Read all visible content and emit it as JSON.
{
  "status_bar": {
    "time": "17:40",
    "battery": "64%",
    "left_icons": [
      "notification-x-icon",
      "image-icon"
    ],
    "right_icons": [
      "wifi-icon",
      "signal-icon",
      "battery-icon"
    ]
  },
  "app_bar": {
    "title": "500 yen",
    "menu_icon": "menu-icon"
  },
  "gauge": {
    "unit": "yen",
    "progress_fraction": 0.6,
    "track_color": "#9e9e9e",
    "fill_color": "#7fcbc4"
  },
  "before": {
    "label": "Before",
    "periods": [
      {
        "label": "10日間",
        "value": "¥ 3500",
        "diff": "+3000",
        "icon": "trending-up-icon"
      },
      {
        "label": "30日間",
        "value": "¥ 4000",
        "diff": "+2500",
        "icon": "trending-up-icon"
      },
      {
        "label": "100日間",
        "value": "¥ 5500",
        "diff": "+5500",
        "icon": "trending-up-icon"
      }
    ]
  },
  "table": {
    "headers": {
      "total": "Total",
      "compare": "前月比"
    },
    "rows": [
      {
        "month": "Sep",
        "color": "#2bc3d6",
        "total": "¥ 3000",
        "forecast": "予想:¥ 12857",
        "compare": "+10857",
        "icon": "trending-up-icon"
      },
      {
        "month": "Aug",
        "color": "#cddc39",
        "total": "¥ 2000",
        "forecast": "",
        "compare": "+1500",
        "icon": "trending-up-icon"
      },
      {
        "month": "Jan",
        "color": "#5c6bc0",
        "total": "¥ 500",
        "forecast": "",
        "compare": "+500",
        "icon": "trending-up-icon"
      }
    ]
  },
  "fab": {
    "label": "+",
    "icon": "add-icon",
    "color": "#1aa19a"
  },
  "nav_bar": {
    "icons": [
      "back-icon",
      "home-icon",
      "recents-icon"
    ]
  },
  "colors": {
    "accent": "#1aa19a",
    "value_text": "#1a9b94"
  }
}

◇ ◇ ◇ ◇ ◇ ◇ ◇

Review the preceding data and report every line that includes the string "compare".

      "compare": "前月比"
        "compare": "+10857",
        "compare": "+1500",
        "compare": "+500",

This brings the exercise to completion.